* START *

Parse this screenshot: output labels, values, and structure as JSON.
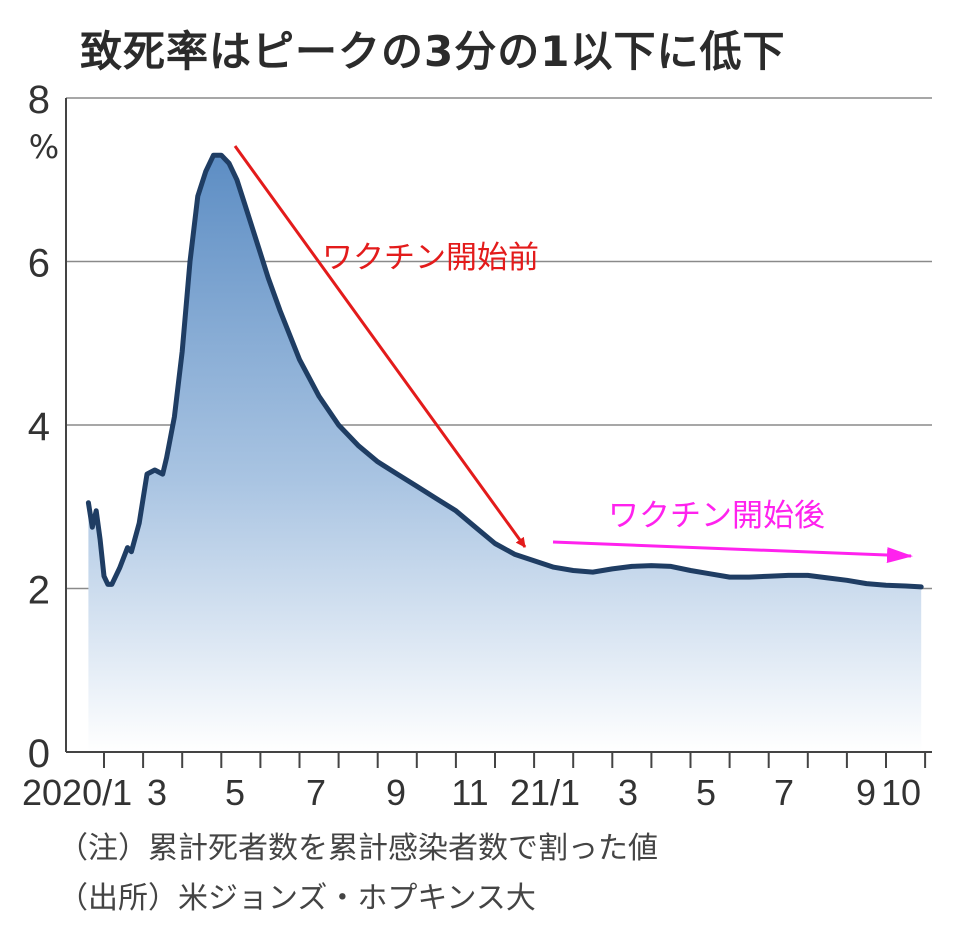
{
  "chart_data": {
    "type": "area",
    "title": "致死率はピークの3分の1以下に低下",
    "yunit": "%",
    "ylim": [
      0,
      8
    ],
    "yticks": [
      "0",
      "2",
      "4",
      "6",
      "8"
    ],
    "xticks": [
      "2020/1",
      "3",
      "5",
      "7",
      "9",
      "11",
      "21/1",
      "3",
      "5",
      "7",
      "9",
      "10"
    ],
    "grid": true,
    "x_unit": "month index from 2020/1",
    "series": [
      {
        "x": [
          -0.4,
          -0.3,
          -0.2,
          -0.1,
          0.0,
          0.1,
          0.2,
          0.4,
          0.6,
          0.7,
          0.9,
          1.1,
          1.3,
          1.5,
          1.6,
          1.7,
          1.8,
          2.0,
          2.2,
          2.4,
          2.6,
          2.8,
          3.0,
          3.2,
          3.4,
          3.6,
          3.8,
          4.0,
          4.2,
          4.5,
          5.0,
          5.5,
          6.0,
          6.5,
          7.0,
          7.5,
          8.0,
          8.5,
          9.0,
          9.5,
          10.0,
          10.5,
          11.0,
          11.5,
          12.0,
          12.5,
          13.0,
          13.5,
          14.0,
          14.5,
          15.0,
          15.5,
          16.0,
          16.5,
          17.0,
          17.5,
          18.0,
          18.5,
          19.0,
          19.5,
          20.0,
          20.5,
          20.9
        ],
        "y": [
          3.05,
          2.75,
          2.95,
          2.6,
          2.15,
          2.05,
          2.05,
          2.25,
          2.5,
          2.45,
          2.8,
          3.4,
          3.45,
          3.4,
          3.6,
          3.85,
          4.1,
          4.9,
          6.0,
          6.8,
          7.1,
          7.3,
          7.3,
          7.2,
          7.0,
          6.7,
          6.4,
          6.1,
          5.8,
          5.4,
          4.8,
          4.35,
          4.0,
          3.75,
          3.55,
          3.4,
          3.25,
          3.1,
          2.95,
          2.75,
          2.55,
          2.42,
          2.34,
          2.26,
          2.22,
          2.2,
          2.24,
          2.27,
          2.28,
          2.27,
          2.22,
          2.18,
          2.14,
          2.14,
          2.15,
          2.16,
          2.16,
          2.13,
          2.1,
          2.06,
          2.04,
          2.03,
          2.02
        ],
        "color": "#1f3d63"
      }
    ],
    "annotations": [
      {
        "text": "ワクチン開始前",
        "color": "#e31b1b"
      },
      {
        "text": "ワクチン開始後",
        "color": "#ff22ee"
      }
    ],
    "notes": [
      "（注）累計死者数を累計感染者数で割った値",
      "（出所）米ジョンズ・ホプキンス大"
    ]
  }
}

* END *

— The problem —
Search the listing above for the string "color". Copy every line that contains it.

— Written response —
        "color": "#1f3d63"
        "color": "#e31b1b"
        "color": "#ff22ee"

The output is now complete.